--- START OF Task input ---
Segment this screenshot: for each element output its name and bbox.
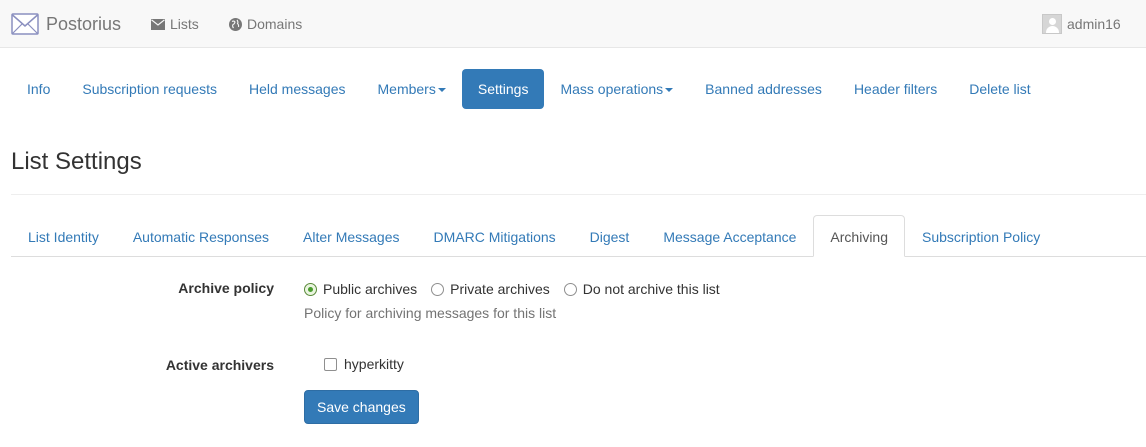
list-nav-mass-operations[interactable]: Mass operations: [544, 69, 689, 109]
radio-label: Private archives: [450, 281, 550, 297]
list-nav-label: Subscription requests: [82, 81, 217, 97]
caret-down-icon: [437, 88, 446, 93]
list-nav: Info Subscription requests Held messages…: [11, 69, 1047, 109]
tab-list-identity[interactable]: List Identity: [11, 215, 116, 256]
checkbox[interactable]: [324, 357, 337, 371]
list-nav-label: Banned addresses: [705, 81, 822, 97]
list-nav-settings[interactable]: Settings: [461, 69, 545, 109]
list-nav-label: Settings: [477, 81, 529, 97]
radio-button[interactable]: [304, 282, 317, 296]
divider: [11, 194, 1146, 195]
list-nav-subscription-requests[interactable]: Subscription requests: [66, 69, 233, 109]
caret-down-icon: [665, 88, 674, 93]
brand-link[interactable]: Postorius: [11, 10, 121, 38]
list-nav-label: Members: [377, 81, 436, 97]
list-nav-members[interactable]: Members: [362, 69, 462, 109]
list-nav-label: Info: [27, 81, 51, 97]
active-archivers-label: Active archivers: [165, 357, 274, 373]
checkbox-label: hyperkitty: [344, 356, 404, 372]
tab-subscription-policy[interactable]: Subscription Policy: [905, 215, 1057, 256]
nav-domains-label: Domains: [247, 16, 303, 32]
tab-digest[interactable]: Digest: [573, 215, 647, 256]
list-nav-held-messages[interactable]: Held messages: [233, 69, 362, 109]
list-nav-delete-list[interactable]: Delete list: [953, 69, 1046, 109]
username: admin16: [1067, 16, 1121, 32]
tab-automatic-responses[interactable]: Automatic Responses: [116, 215, 286, 256]
radio-label: Public archives: [323, 281, 418, 297]
list-nav-info[interactable]: Info: [11, 69, 66, 109]
list-nav-label: Header filters: [853, 81, 938, 97]
radio-button[interactable]: [431, 282, 445, 296]
nav-lists[interactable]: Lists: [151, 0, 199, 48]
page-title: List Settings: [11, 148, 142, 175]
tab-dmarc-mitigations[interactable]: DMARC Mitigations: [417, 215, 573, 256]
settings-tabs: List Identity Automatic Responses Alter …: [11, 215, 1146, 257]
list-nav-label: Held messages: [249, 81, 346, 97]
radio-label: Do not archive this list: [582, 281, 720, 297]
tab-message-acceptance[interactable]: Message Acceptance: [646, 215, 813, 256]
envelope-icon: [151, 18, 165, 30]
nav-lists-label: Lists: [170, 16, 199, 32]
tab-alter-messages[interactable]: Alter Messages: [286, 215, 416, 256]
checkbox-hyperkitty[interactable]: hyperkitty: [324, 356, 404, 372]
save-changes-button[interactable]: Save changes: [304, 390, 419, 424]
list-nav-label: Mass operations: [560, 81, 664, 97]
archive-policy-radio-group: Public archives Private archives Do not …: [304, 279, 734, 299]
radio-public-archives[interactable]: Public archives: [304, 281, 417, 297]
nav-domains[interactable]: Domains: [229, 0, 302, 48]
tab-archiving[interactable]: Archiving: [813, 215, 906, 257]
envelope-icon: [11, 13, 39, 35]
avatar-icon: [1042, 14, 1062, 34]
radio-button[interactable]: [563, 282, 577, 296]
list-nav-header-filters[interactable]: Header filters: [838, 69, 953, 109]
radio-do-not-archive[interactable]: Do not archive this list: [563, 281, 720, 297]
top-navbar: Postorius Lists Domains admin16: [0, 0, 1146, 48]
user-menu[interactable]: admin16: [1042, 0, 1146, 48]
archive-policy-help: Policy for archiving messages for this l…: [304, 305, 557, 321]
archive-policy-label: Archive policy: [178, 280, 274, 296]
list-nav-banned-addresses[interactable]: Banned addresses: [689, 69, 838, 109]
list-nav-label: Delete list: [969, 81, 1031, 97]
globe-icon: [229, 17, 242, 31]
brand-name: Postorius: [46, 13, 122, 34]
radio-private-archives[interactable]: Private archives: [431, 281, 550, 297]
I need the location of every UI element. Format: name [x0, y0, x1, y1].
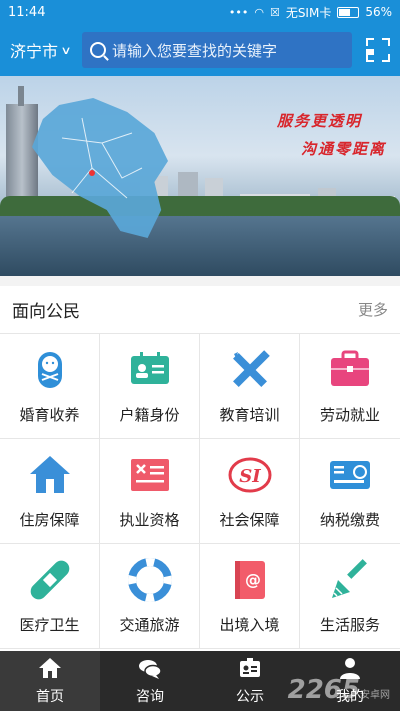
service-label: 生活服务: [319, 615, 380, 634]
lifebuoy-icon: [127, 557, 172, 602]
bottom-tab-bar: 首页 咨询 公示 我的 2265安卓网: [0, 651, 400, 711]
service-label: 交通旅游: [119, 615, 180, 634]
scan-icon[interactable]: [366, 38, 390, 62]
service-label: 劳动就业: [319, 405, 380, 424]
tab-label: 公示: [236, 689, 264, 705]
svg-text:SI: SI: [239, 466, 261, 487]
tax-card-icon: [330, 460, 370, 489]
service-label: 婚育收养: [19, 405, 80, 424]
house-icon: [29, 455, 70, 493]
tab-label: 首页: [36, 689, 64, 705]
more-link[interactable]: 更多: [358, 299, 388, 320]
service-label: 纳税缴费: [319, 510, 380, 529]
pencil-ruler-icon: [232, 349, 270, 387]
banner-image[interactable]: 服务更透明 沟通零距离: [0, 76, 400, 276]
bandage-icon: [30, 560, 69, 599]
notice-board-icon: [240, 658, 260, 677]
search-placeholder: 请输入您要查找的关键字: [112, 41, 278, 60]
dots-icon: •••: [228, 5, 249, 19]
sim-icon: ☒: [269, 5, 280, 19]
battery-percent: 56%: [365, 5, 392, 19]
service-item-social-security[interactable]: SI 社会保障: [200, 439, 300, 544]
service-label: 出境入境: [219, 615, 280, 634]
status-bar: 11:44 ••• ◠ ☒ 无SIM卡 56%: [0, 0, 400, 24]
service-label: 住房保障: [19, 510, 80, 529]
search-input[interactable]: 请输入您要查找的关键字: [82, 32, 352, 68]
watermark-logo: 2265安卓网: [287, 675, 390, 705]
app-header: 济宁市 ∨ 请输入您要查找的关键字: [0, 24, 400, 76]
service-item-medical[interactable]: 医疗卫生: [0, 544, 100, 649]
home-icon: [39, 658, 61, 678]
id-card-icon: [130, 351, 169, 384]
tab-label: 咨询: [136, 689, 164, 705]
citizen-services-section: 面向公民 更多 婚育收养 户籍身份 教育培训 劳动就业 住房保障 执业资格 SI…: [0, 286, 400, 651]
service-item-employment[interactable]: 劳动就业: [300, 334, 400, 439]
service-item-marriage[interactable]: 婚育收养: [0, 334, 100, 439]
banner-slogan-1: 服务更透明: [276, 112, 362, 130]
search-icon: [90, 42, 106, 58]
service-item-traffic[interactable]: 交通旅游: [100, 544, 200, 649]
svg-text:@: @: [245, 570, 261, 589]
service-label: 社会保障: [219, 510, 280, 529]
tab-notice[interactable]: 公示: [200, 651, 300, 711]
service-item-qualification[interactable]: 执业资格: [100, 439, 200, 544]
service-label: 执业资格: [119, 510, 180, 529]
service-grid: 婚育收养 户籍身份 教育培训 劳动就业 住房保障 执业资格 SI 社会保障 纳税…: [0, 334, 400, 649]
chevron-down-icon: ∨: [60, 43, 72, 57]
service-label: 教育培训: [219, 405, 280, 424]
service-item-housing[interactable]: 住房保障: [0, 439, 100, 544]
section-header: 面向公民 更多: [0, 286, 400, 334]
social-security-icon: SI: [228, 457, 271, 492]
wifi-icon: ◠: [254, 5, 264, 19]
baby-icon: [37, 351, 62, 388]
battery-icon: [337, 6, 360, 18]
map-regions: [61, 117, 143, 199]
service-item-household[interactable]: 户籍身份: [100, 334, 200, 439]
passport-icon: @: [234, 560, 265, 599]
city-selector[interactable]: 济宁市 ∨: [10, 38, 82, 62]
service-label: 医疗卫生: [19, 615, 80, 634]
service-item-education[interactable]: 教育培训: [200, 334, 300, 439]
banner-slogan-2: 沟通零距离: [300, 140, 386, 158]
brush-icon: [332, 558, 367, 598]
city-label: 济宁市: [10, 42, 59, 61]
section-title: 面向公民: [12, 302, 80, 322]
service-item-tax[interactable]: 纳税缴费: [300, 439, 400, 544]
briefcase-icon: [331, 350, 369, 386]
tab-home[interactable]: 首页: [0, 651, 100, 711]
network-label: 无SIM卡: [285, 5, 332, 20]
status-time: 11:44: [8, 4, 46, 20]
certificate-icon: [130, 458, 169, 491]
chat-icon: [139, 660, 162, 679]
service-item-life[interactable]: 生活服务: [300, 544, 400, 649]
tab-consult[interactable]: 咨询: [100, 651, 200, 711]
service-item-exit-entry[interactable]: @ 出境入境: [200, 544, 300, 649]
status-indicators: ••• ◠ ☒ 无SIM卡 56%: [229, 4, 392, 21]
service-label: 户籍身份: [119, 405, 180, 424]
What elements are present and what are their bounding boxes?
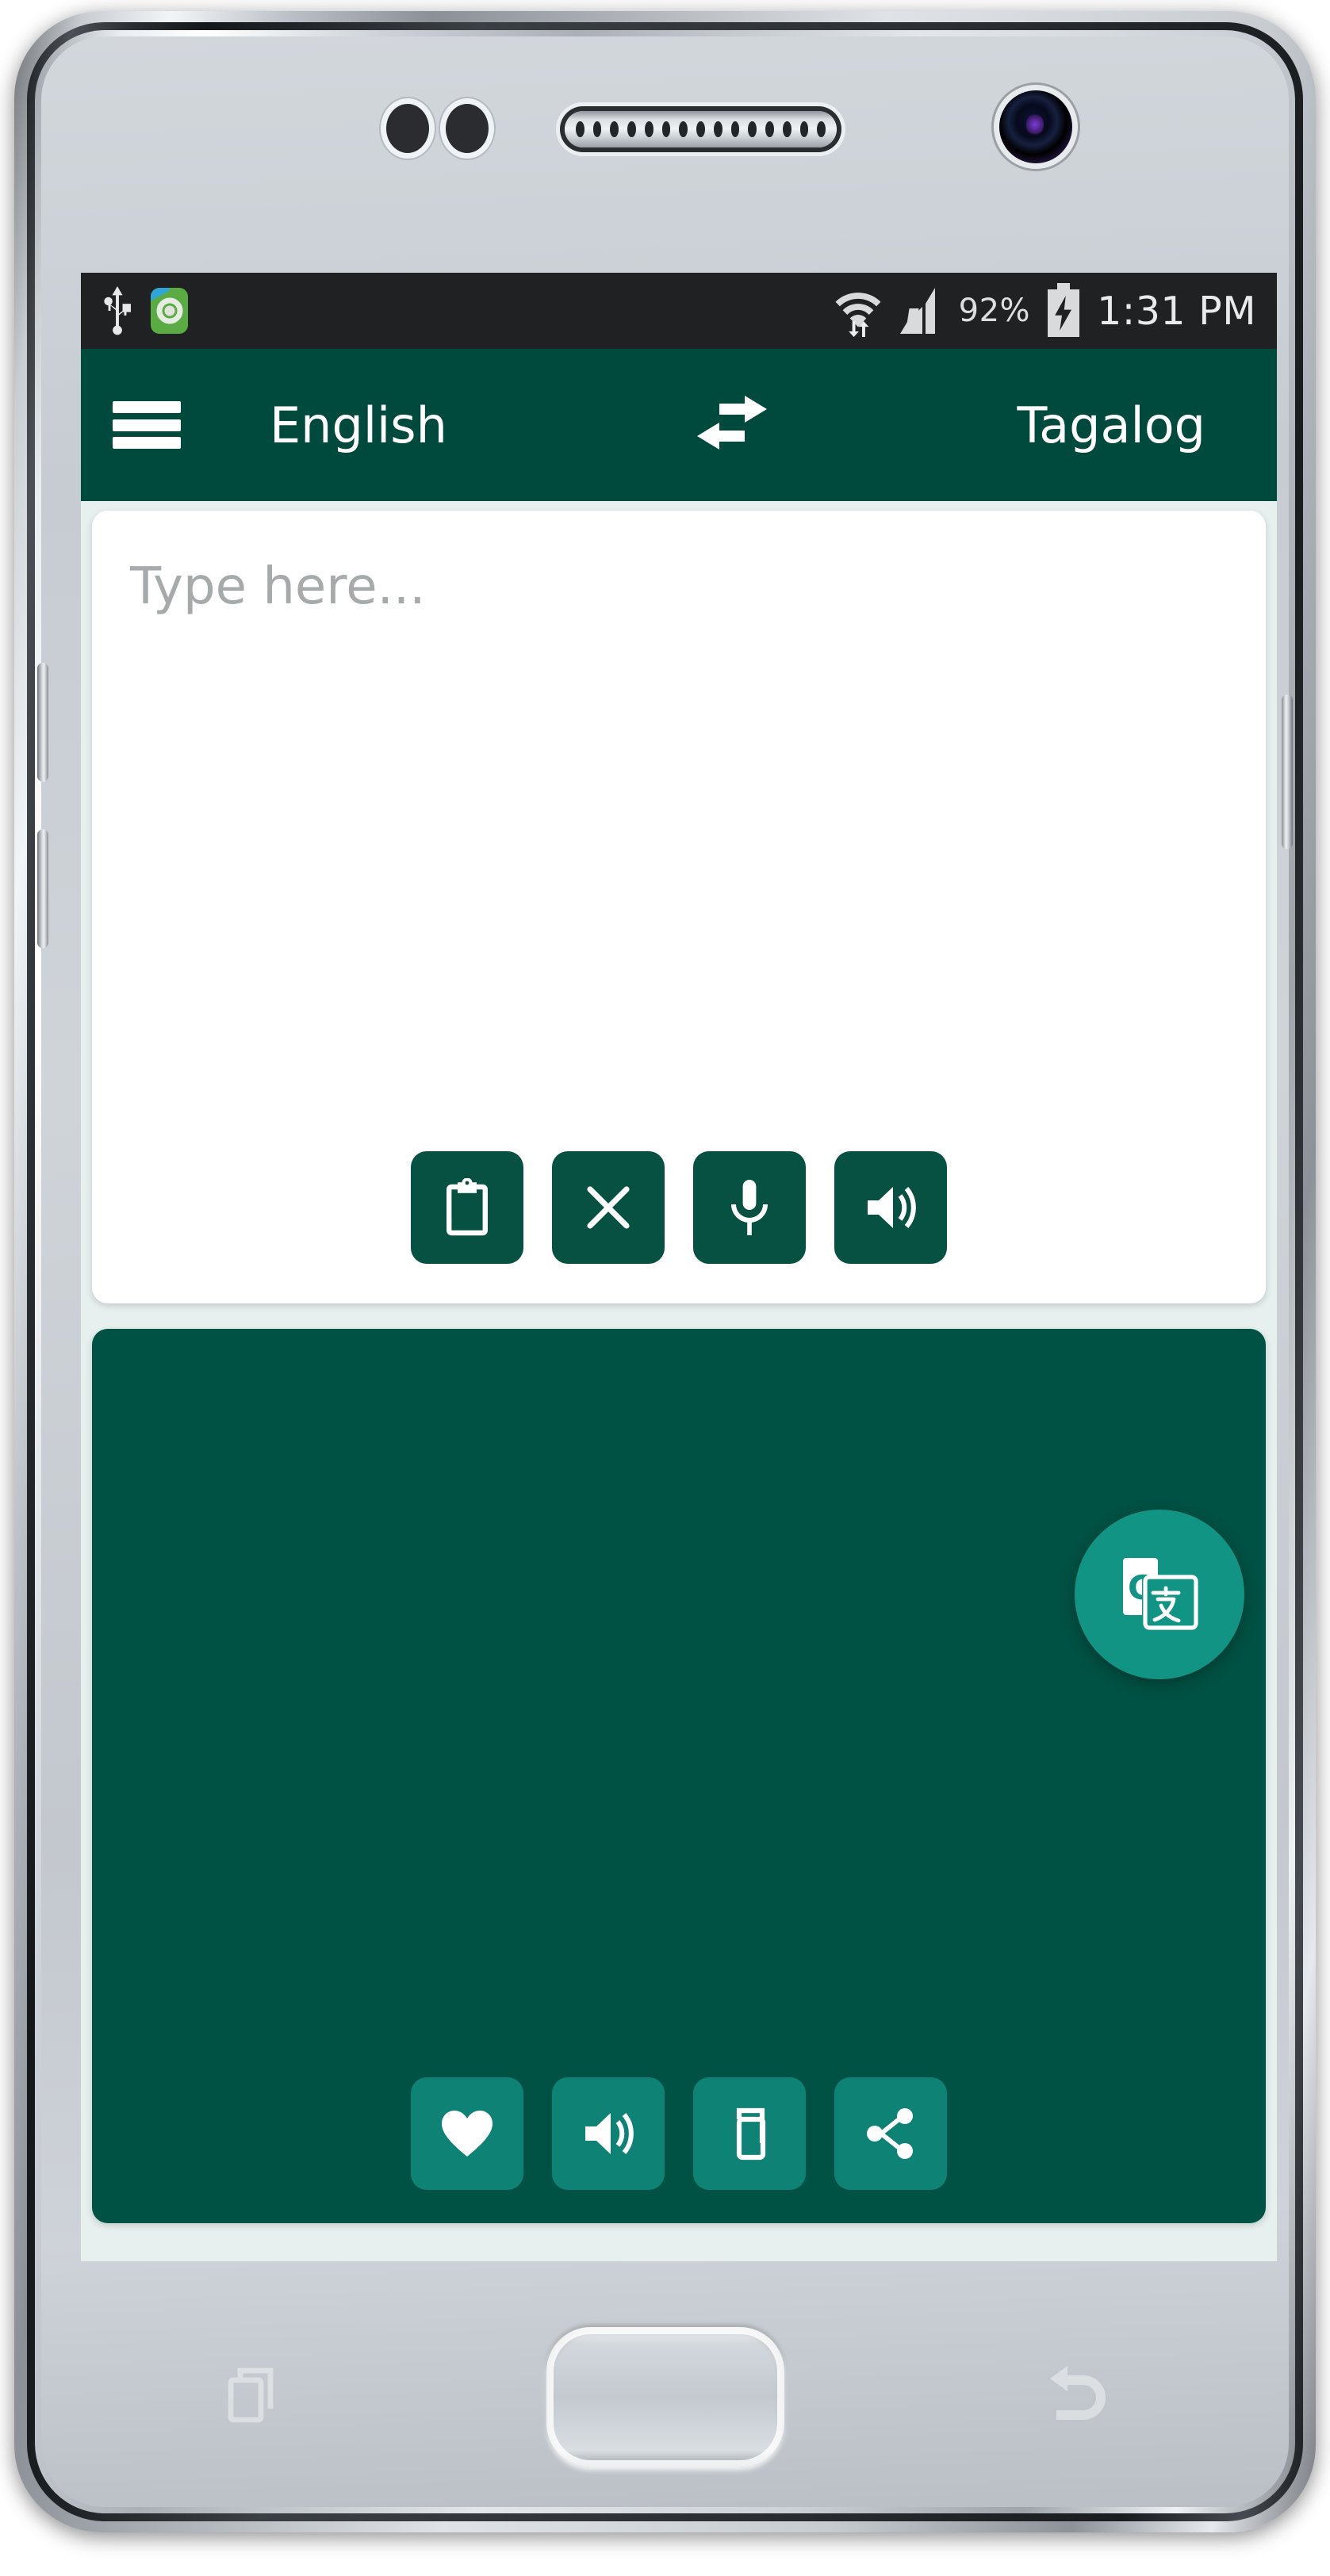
--- END OF Task input ---
* _Task to carry out_
Reproduce the records above without alteration, everything from the line containing "69, 689, 109]" down to the line containing "list-nav-label: Header filters: [853, 81, 938, 97]", both of those lines included.

* _Completed exercise_
list-nav-mass-operations[interactable]: Mass operations: [544, 69, 689, 109]
radio-label: Private archives: [450, 281, 550, 297]
list-nav-label: Subscription requests: [82, 81, 217, 97]
caret-down-icon: [437, 88, 446, 93]
list-nav: Info Subscription requests Held messages…: [11, 69, 1047, 109]
tab-list-identity[interactable]: List Identity: [11, 215, 116, 256]
checkbox[interactable]: [324, 357, 337, 371]
list-nav-label: Banned addresses: [705, 81, 822, 97]
list-nav-settings[interactable]: Settings: [461, 69, 545, 109]
list-nav-label: Settings: [477, 81, 529, 97]
radio-button[interactable]: [304, 282, 317, 296]
divider: [11, 194, 1146, 195]
list-nav-subscription-requests[interactable]: Subscription requests: [66, 69, 233, 109]
caret-down-icon: [665, 88, 674, 93]
brand-link[interactable]: Postorius: [11, 10, 121, 38]
list-nav-label: Members: [377, 81, 436, 97]
list-nav-members[interactable]: Members: [362, 69, 462, 109]
list-nav-label: Info: [27, 81, 51, 97]
active-archivers-label: Active archivers: [165, 357, 274, 373]
checkbox-label: hyperkitty: [344, 356, 404, 372]
tab-subscription-policy[interactable]: Subscription Policy: [905, 215, 1057, 256]
nav-domains-label: Domains: [247, 16, 303, 32]
tab-digest[interactable]: Digest: [573, 215, 647, 256]
list-nav-held-messages[interactable]: Held messages: [233, 69, 362, 109]
list-nav-delete-list[interactable]: Delete list: [953, 69, 1046, 109]
username: admin16: [1067, 16, 1121, 32]
tab-automatic-responses[interactable]: Automatic Responses: [116, 215, 286, 256]
radio-label: Public archives: [323, 281, 418, 297]
list-nav-info[interactable]: Info: [11, 69, 66, 109]
list-nav-label: Header filters: [853, 81, 938, 97]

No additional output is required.